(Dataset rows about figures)
>>>

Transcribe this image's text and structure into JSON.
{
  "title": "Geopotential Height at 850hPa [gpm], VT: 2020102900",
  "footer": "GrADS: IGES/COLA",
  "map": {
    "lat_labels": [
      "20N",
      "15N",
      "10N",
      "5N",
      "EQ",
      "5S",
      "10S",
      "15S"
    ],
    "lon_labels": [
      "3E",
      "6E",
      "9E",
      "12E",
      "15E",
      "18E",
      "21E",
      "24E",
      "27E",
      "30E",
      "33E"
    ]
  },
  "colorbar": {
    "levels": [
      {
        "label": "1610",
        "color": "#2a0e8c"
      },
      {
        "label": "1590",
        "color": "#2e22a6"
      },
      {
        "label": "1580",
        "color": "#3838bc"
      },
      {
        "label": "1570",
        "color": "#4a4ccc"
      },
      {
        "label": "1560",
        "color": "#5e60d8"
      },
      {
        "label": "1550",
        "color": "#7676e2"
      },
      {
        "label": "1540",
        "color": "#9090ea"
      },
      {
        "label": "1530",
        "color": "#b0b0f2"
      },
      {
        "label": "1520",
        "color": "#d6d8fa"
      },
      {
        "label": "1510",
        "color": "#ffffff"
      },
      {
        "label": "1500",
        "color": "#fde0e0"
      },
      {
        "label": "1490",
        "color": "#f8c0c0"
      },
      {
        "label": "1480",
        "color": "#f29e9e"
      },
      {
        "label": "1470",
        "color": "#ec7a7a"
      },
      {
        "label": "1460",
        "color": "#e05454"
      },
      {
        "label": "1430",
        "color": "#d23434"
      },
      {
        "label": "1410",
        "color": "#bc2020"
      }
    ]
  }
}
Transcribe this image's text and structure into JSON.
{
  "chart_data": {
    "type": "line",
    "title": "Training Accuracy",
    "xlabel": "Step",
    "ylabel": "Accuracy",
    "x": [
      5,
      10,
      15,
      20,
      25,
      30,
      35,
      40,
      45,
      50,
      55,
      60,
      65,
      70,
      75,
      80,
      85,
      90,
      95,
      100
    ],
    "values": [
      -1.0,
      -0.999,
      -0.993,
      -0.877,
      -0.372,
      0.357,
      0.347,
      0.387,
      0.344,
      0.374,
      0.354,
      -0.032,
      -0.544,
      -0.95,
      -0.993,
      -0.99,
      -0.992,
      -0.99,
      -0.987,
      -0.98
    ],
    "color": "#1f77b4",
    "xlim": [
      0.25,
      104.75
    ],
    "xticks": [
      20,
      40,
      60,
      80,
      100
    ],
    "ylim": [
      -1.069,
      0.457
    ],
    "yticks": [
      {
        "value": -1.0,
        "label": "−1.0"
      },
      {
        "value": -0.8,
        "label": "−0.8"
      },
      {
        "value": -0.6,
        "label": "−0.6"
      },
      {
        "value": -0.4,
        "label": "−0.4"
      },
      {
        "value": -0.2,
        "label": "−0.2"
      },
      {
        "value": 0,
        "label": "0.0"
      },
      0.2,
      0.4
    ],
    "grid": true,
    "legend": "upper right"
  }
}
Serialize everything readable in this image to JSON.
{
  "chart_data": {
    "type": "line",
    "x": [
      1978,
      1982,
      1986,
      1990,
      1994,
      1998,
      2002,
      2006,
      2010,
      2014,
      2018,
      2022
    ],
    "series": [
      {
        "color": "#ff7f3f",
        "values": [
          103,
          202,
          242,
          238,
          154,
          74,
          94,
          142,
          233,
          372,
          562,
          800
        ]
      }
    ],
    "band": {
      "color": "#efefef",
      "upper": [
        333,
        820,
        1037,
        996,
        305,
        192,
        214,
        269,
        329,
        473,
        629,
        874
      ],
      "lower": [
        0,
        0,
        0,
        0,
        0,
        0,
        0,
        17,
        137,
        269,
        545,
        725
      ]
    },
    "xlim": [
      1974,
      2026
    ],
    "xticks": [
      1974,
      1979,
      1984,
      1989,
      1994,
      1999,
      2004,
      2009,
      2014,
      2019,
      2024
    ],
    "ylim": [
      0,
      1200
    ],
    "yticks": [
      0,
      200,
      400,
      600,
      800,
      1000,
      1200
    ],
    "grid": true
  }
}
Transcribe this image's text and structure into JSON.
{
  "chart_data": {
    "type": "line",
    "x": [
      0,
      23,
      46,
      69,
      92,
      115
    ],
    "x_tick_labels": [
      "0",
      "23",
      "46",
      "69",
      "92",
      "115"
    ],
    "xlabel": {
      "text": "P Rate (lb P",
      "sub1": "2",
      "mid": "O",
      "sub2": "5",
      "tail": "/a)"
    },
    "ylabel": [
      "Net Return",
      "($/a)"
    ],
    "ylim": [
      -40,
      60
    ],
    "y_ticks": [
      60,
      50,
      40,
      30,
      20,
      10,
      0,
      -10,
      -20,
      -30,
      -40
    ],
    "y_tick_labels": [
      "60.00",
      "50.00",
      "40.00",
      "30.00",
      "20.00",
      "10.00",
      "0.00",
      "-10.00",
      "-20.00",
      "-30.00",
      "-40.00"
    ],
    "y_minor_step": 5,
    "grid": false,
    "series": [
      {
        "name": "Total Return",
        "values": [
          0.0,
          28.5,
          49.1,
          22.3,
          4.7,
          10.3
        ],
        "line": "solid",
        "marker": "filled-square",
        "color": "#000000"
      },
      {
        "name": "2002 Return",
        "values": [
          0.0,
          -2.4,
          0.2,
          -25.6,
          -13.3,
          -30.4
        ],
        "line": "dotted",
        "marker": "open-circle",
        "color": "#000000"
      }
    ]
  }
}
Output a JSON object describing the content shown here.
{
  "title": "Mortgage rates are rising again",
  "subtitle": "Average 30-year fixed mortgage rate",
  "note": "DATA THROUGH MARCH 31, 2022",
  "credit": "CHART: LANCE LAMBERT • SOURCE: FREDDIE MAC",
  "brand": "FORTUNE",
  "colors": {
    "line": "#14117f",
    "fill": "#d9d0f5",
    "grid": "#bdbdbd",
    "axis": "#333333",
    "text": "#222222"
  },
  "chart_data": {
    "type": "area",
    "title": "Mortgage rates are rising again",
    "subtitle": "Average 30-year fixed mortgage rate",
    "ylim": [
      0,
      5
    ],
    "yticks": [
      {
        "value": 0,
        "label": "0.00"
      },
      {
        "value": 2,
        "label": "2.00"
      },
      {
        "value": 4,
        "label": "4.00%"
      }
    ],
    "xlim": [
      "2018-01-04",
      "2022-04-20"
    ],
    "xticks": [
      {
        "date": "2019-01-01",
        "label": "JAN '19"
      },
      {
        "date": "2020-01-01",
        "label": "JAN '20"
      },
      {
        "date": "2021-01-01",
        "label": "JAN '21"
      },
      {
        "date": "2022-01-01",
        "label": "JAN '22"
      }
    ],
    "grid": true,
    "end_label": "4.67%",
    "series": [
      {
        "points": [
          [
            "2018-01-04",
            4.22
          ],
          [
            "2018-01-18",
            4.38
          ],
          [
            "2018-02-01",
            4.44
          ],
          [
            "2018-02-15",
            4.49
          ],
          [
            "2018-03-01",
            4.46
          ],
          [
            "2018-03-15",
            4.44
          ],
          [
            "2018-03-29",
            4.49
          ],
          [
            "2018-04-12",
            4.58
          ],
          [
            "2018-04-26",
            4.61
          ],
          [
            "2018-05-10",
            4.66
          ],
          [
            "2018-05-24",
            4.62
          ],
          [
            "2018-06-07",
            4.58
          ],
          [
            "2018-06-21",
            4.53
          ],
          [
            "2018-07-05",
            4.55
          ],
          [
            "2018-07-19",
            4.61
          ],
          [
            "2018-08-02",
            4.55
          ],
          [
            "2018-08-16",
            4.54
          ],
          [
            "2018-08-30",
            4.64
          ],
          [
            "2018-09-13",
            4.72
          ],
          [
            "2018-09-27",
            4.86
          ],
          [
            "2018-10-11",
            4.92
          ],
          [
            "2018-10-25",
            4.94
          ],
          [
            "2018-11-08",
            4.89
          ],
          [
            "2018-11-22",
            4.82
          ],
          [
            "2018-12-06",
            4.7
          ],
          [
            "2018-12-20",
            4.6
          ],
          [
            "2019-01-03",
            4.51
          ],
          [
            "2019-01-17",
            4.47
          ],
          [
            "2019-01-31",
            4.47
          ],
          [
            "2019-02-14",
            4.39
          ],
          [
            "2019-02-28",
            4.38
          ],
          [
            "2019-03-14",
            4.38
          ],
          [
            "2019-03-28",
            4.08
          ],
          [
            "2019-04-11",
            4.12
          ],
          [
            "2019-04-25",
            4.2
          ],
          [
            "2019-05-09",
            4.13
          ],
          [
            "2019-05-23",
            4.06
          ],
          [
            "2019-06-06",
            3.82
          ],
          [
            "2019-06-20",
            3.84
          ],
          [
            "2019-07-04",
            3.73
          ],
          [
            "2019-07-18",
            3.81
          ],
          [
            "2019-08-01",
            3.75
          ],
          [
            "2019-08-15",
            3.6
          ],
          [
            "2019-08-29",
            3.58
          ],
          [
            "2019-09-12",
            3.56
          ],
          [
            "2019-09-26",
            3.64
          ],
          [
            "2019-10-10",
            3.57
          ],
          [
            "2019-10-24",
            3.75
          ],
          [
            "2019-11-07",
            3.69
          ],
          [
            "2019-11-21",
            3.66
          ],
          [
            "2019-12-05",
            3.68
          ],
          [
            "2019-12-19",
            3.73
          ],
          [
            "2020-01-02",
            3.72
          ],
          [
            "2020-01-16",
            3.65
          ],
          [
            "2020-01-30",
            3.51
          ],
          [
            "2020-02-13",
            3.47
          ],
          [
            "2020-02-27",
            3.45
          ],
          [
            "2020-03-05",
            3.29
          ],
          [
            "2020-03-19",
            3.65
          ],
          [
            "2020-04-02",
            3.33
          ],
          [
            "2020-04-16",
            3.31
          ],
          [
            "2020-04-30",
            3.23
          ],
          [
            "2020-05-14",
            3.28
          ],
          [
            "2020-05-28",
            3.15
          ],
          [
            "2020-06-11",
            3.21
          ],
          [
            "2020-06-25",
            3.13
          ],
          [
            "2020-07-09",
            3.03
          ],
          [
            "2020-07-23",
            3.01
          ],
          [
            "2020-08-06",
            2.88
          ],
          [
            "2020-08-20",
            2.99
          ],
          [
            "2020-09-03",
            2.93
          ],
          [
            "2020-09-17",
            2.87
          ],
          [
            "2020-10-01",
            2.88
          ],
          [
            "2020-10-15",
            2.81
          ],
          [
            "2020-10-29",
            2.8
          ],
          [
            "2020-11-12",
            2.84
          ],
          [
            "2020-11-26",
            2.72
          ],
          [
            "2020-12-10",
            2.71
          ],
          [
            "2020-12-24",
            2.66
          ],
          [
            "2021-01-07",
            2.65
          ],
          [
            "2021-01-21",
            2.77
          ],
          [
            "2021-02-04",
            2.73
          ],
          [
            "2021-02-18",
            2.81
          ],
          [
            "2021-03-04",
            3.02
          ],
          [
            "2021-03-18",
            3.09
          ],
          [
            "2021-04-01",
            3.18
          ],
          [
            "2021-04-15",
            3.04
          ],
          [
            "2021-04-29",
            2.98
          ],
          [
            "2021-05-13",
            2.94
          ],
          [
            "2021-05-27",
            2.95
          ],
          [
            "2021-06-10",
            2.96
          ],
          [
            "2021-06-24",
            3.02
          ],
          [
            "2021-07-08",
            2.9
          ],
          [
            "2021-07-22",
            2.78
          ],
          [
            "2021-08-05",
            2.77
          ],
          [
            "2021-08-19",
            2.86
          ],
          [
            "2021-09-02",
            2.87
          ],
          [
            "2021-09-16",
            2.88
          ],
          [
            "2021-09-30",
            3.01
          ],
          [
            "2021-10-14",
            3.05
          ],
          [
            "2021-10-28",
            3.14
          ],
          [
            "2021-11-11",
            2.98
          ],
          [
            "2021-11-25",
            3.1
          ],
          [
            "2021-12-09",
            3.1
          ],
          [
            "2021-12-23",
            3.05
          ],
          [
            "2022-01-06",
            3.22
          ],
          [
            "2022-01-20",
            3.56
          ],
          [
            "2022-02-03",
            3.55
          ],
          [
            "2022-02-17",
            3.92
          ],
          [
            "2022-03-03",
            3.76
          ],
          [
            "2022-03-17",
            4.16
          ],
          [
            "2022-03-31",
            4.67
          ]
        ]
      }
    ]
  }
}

<<<

Where a line of the material above holds the string "grid", copy that line.

    "grid": true,
    "grid": true
    "grid": false,
    "grid": "#bdbdbd",
    "grid": true,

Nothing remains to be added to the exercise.